- [TASK TO COMPLETE] Every record must be written out once more, with nothing added or omitted.

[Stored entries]
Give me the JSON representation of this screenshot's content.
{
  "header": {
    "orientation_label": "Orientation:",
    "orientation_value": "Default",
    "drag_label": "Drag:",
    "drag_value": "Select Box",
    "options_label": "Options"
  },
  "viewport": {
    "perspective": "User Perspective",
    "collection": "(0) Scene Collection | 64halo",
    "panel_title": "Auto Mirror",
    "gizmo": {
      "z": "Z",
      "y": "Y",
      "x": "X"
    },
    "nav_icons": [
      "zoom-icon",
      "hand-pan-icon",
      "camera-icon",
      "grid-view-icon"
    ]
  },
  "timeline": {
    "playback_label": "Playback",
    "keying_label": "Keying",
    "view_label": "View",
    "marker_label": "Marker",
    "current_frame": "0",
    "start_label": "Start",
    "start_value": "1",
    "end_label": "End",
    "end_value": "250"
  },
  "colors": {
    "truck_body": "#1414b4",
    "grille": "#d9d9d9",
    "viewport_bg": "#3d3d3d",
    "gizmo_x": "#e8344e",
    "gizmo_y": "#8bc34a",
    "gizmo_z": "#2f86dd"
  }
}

- [THE RESULT]
Give me the JSON representation of this screenshot's content.
{
  "header": {
    "orientation_label": "Orientation:",
    "orientation_value": "Default",
    "drag_label": "Drag:",
    "drag_value": "Select Box",
    "options_label": "Options"
  },
  "viewport": {
    "perspective": "User Perspective",
    "collection": "(0) Scene Collection | 64halo",
    "panel_title": "Auto Mirror",
    "gizmo": {
      "z": "Z",
      "y": "Y",
      "x": "X"
    },
    "nav_icons": [
      "zoom-icon",
      "hand-pan-icon",
      "camera-icon",
      "grid-view-icon"
    ]
  },
  "timeline": {
    "playback_label": "Playback",
    "keying_label": "Keying",
    "view_label": "View",
    "marker_label": "Marker",
    "current_frame": "0",
    "start_label": "Start",
    "start_value": "1",
    "end_label": "End",
    "end_value": "250"
  },
  "colors": {
    "truck_body": "#1414b4",
    "grille": "#d9d9d9",
    "viewport_bg": "#3d3d3d",
    "gizmo_x": "#e8344e",
    "gizmo_y": "#8bc34a",
    "gizmo_z": "#2f86dd"
  }
}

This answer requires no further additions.